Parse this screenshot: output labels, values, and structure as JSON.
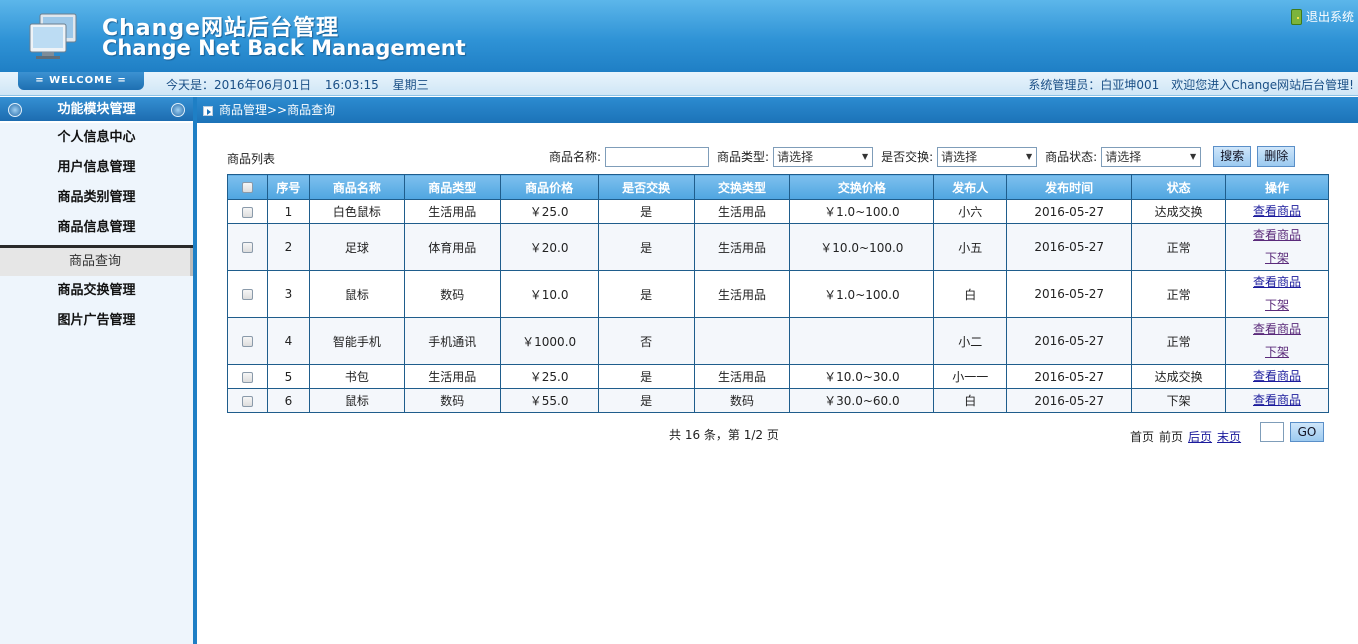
{
  "header": {
    "title_cn": "Change网站后台管理",
    "title_en": "Change Net Back Management",
    "logout": "退出系统",
    "logo_icon": "computer-monitor-icon",
    "logout_icon": "exit-door-icon"
  },
  "statusbar": {
    "welcome": "= WELCOME =",
    "today_label": "今天是：2016年06月01日",
    "time": "16:03:15",
    "weekday": "星期三",
    "admin_info": "系统管理员：白亚坤001　欢迎您进入Change网站后台管理!"
  },
  "sidebar": {
    "heading": "功能模块管理",
    "items": [
      "个人信息中心",
      "用户信息管理",
      "商品类别管理",
      "商品信息管理"
    ],
    "sub_item": "商品查询",
    "items_after": [
      "商品交换管理",
      "图片广告管理"
    ]
  },
  "breadcrumb": "商品管理>>商品查询",
  "list_title": "商品列表",
  "filters": {
    "name_label": "商品名称:",
    "type_label": "商品类型:",
    "type_value": "请选择",
    "exchange_label": "是否交换:",
    "exchange_value": "请选择",
    "status_label": "商品状态:",
    "status_value": "请选择",
    "search_button": "搜索",
    "delete_button": "删除"
  },
  "table": {
    "headers": [
      "序号",
      "商品名称",
      "商品类型",
      "商品价格",
      "是否交换",
      "交换类型",
      "交换价格",
      "发布人",
      "发布时间",
      "状态",
      "操作"
    ],
    "rows": [
      {
        "no": "1",
        "name": "白色鼠标",
        "type": "生活用品",
        "price": "￥25.0",
        "exchange": "是",
        "ex_type": "生活用品",
        "ex_price": "￥1.0~100.0",
        "publisher": "小六",
        "date": "2016-05-27",
        "status": "达成交换",
        "ops": [
          "查看商品"
        ]
      },
      {
        "no": "2",
        "name": "足球",
        "type": "体育用品",
        "price": "￥20.0",
        "exchange": "是",
        "ex_type": "生活用品",
        "ex_price": "￥10.0~100.0",
        "publisher": "小五",
        "date": "2016-05-27",
        "status": "正常",
        "ops": [
          "查看商品",
          "下架"
        ]
      },
      {
        "no": "3",
        "name": "鼠标",
        "type": "数码",
        "price": "￥10.0",
        "exchange": "是",
        "ex_type": "生活用品",
        "ex_price": "￥1.0~100.0",
        "publisher": "白",
        "date": "2016-05-27",
        "status": "正常",
        "ops": [
          "查看商品",
          "下架"
        ]
      },
      {
        "no": "4",
        "name": "智能手机",
        "type": "手机通讯",
        "price": "￥1000.0",
        "exchange": "否",
        "ex_type": "",
        "ex_price": "",
        "publisher": "小二",
        "date": "2016-05-27",
        "status": "正常",
        "ops": [
          "查看商品",
          "下架"
        ]
      },
      {
        "no": "5",
        "name": "书包",
        "type": "生活用品",
        "price": "￥25.0",
        "exchange": "是",
        "ex_type": "生活用品",
        "ex_price": "￥10.0~30.0",
        "publisher": "小一一",
        "date": "2016-05-27",
        "status": "达成交换",
        "ops": [
          "查看商品"
        ]
      },
      {
        "no": "6",
        "name": "鼠标",
        "type": "数码",
        "price": "￥55.0",
        "exchange": "是",
        "ex_type": "数码",
        "ex_price": "￥30.0~60.0",
        "publisher": "白",
        "date": "2016-05-27",
        "status": "下架",
        "ops": [
          "查看商品"
        ]
      }
    ]
  },
  "pager": {
    "summary": "共 16 条，第 1/2 页",
    "first": "首页",
    "prev": "前页",
    "next": "后页",
    "last": "末页",
    "go": "GO"
  }
}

Task prompt:
Except for the pictures, copy the material above exactly.

Answer below:
Parse this screenshot: output labels, values, and structure as JSON.
{
  "header": {
    "title_cn": "Change网站后台管理",
    "title_en": "Change Net Back Management",
    "logout": "退出系统",
    "logo_icon": "computer-monitor-icon",
    "logout_icon": "exit-door-icon"
  },
  "statusbar": {
    "welcome": "= WELCOME =",
    "today_label": "今天是：2016年06月01日",
    "time": "16:03:15",
    "weekday": "星期三",
    "admin_info": "系统管理员：白亚坤001　欢迎您进入Change网站后台管理!"
  },
  "sidebar": {
    "heading": "功能模块管理",
    "items": [
      "个人信息中心",
      "用户信息管理",
      "商品类别管理",
      "商品信息管理"
    ],
    "sub_item": "商品查询",
    "items_after": [
      "商品交换管理",
      "图片广告管理"
    ]
  },
  "breadcrumb": "商品管理>>商品查询",
  "list_title": "商品列表",
  "filters": {
    "name_label": "商品名称:",
    "type_label": "商品类型:",
    "type_value": "请选择",
    "exchange_label": "是否交换:",
    "exchange_value": "请选择",
    "status_label": "商品状态:",
    "status_value": "请选择",
    "search_button": "搜索",
    "delete_button": "删除"
  },
  "table": {
    "headers": [
      "序号",
      "商品名称",
      "商品类型",
      "商品价格",
      "是否交换",
      "交换类型",
      "交换价格",
      "发布人",
      "发布时间",
      "状态",
      "操作"
    ],
    "rows": [
      {
        "no": "1",
        "name": "白色鼠标",
        "type": "生活用品",
        "price": "￥25.0",
        "exchange": "是",
        "ex_type": "生活用品",
        "ex_price": "￥1.0~100.0",
        "publisher": "小六",
        "date": "2016-05-27",
        "status": "达成交换",
        "ops": [
          "查看商品"
        ]
      },
      {
        "no": "2",
        "name": "足球",
        "type": "体育用品",
        "price": "￥20.0",
        "exchange": "是",
        "ex_type": "生活用品",
        "ex_price": "￥10.0~100.0",
        "publisher": "小五",
        "date": "2016-05-27",
        "status": "正常",
        "ops": [
          "查看商品",
          "下架"
        ]
      },
      {
        "no": "3",
        "name": "鼠标",
        "type": "数码",
        "price": "￥10.0",
        "exchange": "是",
        "ex_type": "生活用品",
        "ex_price": "￥1.0~100.0",
        "publisher": "白",
        "date": "2016-05-27",
        "status": "正常",
        "ops": [
          "查看商品",
          "下架"
        ]
      },
      {
        "no": "4",
        "name": "智能手机",
        "type": "手机通讯",
        "price": "￥1000.0",
        "exchange": "否",
        "ex_type": "",
        "ex_price": "",
        "publisher": "小二",
        "date": "2016-05-27",
        "status": "正常",
        "ops": [
          "查看商品",
          "下架"
        ]
      },
      {
        "no": "5",
        "name": "书包",
        "type": "生活用品",
        "price": "￥25.0",
        "exchange": "是",
        "ex_type": "生活用品",
        "ex_price": "￥10.0~30.0",
        "publisher": "小一一",
        "date": "2016-05-27",
        "status": "达成交换",
        "ops": [
          "查看商品"
        ]
      },
      {
        "no": "6",
        "name": "鼠标",
        "type": "数码",
        "price": "￥55.0",
        "exchange": "是",
        "ex_type": "数码",
        "ex_price": "￥30.0~60.0",
        "publisher": "白",
        "date": "2016-05-27",
        "status": "下架",
        "ops": [
          "查看商品"
        ]
      }
    ]
  },
  "pager": {
    "summary": "共 16 条，第 1/2 页",
    "first": "首页",
    "prev": "前页",
    "next": "后页",
    "last": "末页",
    "go": "GO"
  }
}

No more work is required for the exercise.